WRITTEN REQUEST: Without the pictures, set down the records below word for word.

MATERIAL SHOWN:
* * * *
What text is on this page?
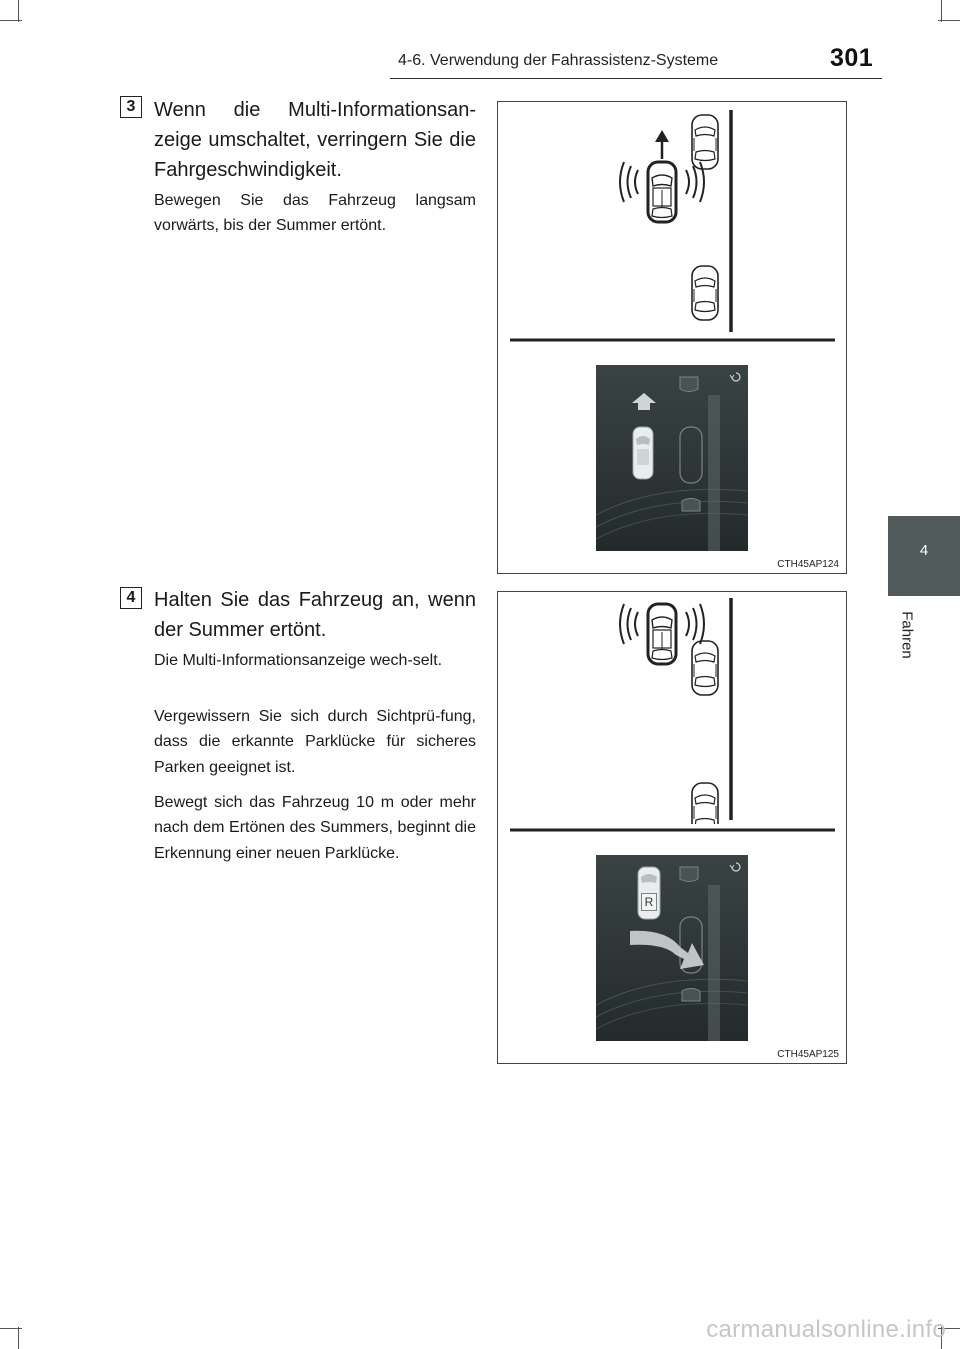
4-6. Verwendung der Fahrassistenz-Systeme	301
4
Fahren
3 Wenn die Multi-Informationsan-zeige umschaltet, verringern Sie die Fahrgeschwindigkeit.

Bewegen Sie das Fahrzeug langsam vorwärts, bis der Summer ertönt.

CTH45AP124
4 Halten Sie das Fahrzeug an, wenn der Summer ertönt.

Die Multi-Informationsanzeige wech-selt.

Vergewissern Sie sich durch Sichtprü-fung, dass die erkannte Parklücke für sicheres Parken geeignet ist.

Bewegt sich das Fahrzeug 10 m oder mehr nach dem Ertönen des Summers, beginnt die Erkennung einer neuen Parklücke.

R
CTH45AP125
carmanualsonline.info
* * * *
RESPONSE:
What text is on this page?
4-6. Verwendung der Fahrassistenz-Systeme	301
4
Fahren
3 Wenn die Multi-Informationsan-zeige umschaltet, verringern Sie die Fahrgeschwindigkeit.

Bewegen Sie das Fahrzeug langsam vorwärts, bis der Summer ertönt.

CTH45AP124
4 Halten Sie das Fahrzeug an, wenn der Summer ertönt.

Die Multi-Informationsanzeige wech-selt.

Vergewissern Sie sich durch Sichtprü-fung, dass die erkannte Parklücke für sicheres Parken geeignet ist.

Bewegt sich das Fahrzeug 10 m oder mehr nach dem Ertönen des Summers, beginnt die Erkennung einer neuen Parklücke.

R
CTH45AP125
carmanualsonline.info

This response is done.